** Goal **
Output the full listing word for word.

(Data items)
----

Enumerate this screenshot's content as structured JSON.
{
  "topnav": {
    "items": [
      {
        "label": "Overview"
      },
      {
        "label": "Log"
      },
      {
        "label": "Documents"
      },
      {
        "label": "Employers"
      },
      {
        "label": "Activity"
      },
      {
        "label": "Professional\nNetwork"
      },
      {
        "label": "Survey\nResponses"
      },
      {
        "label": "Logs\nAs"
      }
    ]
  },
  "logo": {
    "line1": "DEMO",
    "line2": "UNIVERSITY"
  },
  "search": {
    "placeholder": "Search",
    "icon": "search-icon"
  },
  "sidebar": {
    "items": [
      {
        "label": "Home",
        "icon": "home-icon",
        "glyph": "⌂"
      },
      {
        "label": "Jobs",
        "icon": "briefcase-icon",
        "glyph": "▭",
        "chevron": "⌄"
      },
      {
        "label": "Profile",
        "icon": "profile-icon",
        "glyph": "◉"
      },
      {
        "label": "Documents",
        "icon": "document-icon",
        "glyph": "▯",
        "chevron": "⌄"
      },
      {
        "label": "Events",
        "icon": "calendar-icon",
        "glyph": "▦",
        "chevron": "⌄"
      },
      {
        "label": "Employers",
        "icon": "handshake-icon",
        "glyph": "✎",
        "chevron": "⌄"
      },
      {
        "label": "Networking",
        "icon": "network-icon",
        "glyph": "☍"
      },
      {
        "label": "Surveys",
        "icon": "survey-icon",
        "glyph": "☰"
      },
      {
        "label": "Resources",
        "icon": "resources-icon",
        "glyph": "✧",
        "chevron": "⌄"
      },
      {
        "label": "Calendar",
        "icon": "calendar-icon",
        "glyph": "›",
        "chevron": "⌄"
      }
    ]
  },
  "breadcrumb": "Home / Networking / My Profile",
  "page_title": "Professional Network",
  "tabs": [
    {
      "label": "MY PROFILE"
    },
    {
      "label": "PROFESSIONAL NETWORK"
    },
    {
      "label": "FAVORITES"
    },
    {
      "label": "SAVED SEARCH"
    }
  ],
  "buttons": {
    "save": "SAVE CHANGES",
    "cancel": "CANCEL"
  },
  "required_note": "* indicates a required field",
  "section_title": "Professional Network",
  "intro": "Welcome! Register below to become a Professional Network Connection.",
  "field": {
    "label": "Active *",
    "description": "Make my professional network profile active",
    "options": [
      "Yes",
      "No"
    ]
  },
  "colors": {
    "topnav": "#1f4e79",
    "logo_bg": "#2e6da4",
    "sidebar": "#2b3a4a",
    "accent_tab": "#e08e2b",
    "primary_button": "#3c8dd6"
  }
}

----

** Result below **
Enumerate this screenshot's content as structured JSON.
{
  "topnav": {
    "items": [
      {
        "label": "Overview"
      },
      {
        "label": "Log"
      },
      {
        "label": "Documents"
      },
      {
        "label": "Employers"
      },
      {
        "label": "Activity"
      },
      {
        "label": "Professional\nNetwork"
      },
      {
        "label": "Survey\nResponses"
      },
      {
        "label": "Logs\nAs"
      }
    ]
  },
  "logo": {
    "line1": "DEMO",
    "line2": "UNIVERSITY"
  },
  "search": {
    "placeholder": "Search",
    "icon": "search-icon"
  },
  "sidebar": {
    "items": [
      {
        "label": "Home",
        "icon": "home-icon",
        "glyph": "⌂"
      },
      {
        "label": "Jobs",
        "icon": "briefcase-icon",
        "glyph": "▭",
        "chevron": "⌄"
      },
      {
        "label": "Profile",
        "icon": "profile-icon",
        "glyph": "◉"
      },
      {
        "label": "Documents",
        "icon": "document-icon",
        "glyph": "▯",
        "chevron": "⌄"
      },
      {
        "label": "Events",
        "icon": "calendar-icon",
        "glyph": "▦",
        "chevron": "⌄"
      },
      {
        "label": "Employers",
        "icon": "handshake-icon",
        "glyph": "✎",
        "chevron": "⌄"
      },
      {
        "label": "Networking",
        "icon": "network-icon",
        "glyph": "☍"
      },
      {
        "label": "Surveys",
        "icon": "survey-icon",
        "glyph": "☰"
      },
      {
        "label": "Resources",
        "icon": "resources-icon",
        "glyph": "✧",
        "chevron": "⌄"
      },
      {
        "label": "Calendar",
        "icon": "calendar-icon",
        "glyph": "›",
        "chevron": "⌄"
      }
    ]
  },
  "breadcrumb": "Home / Networking / My Profile",
  "page_title": "Professional Network",
  "tabs": [
    {
      "label": "MY PROFILE"
    },
    {
      "label": "PROFESSIONAL NETWORK"
    },
    {
      "label": "FAVORITES"
    },
    {
      "label": "SAVED SEARCH"
    }
  ],
  "buttons": {
    "save": "SAVE CHANGES",
    "cancel": "CANCEL"
  },
  "required_note": "* indicates a required field",
  "section_title": "Professional Network",
  "intro": "Welcome! Register below to become a Professional Network Connection.",
  "field": {
    "label": "Active *",
    "description": "Make my professional network profile active",
    "options": [
      "Yes",
      "No"
    ]
  },
  "colors": {
    "topnav": "#1f4e79",
    "logo_bg": "#2e6da4",
    "sidebar": "#2b3a4a",
    "accent_tab": "#e08e2b",
    "primary_button": "#3c8dd6"
  }
}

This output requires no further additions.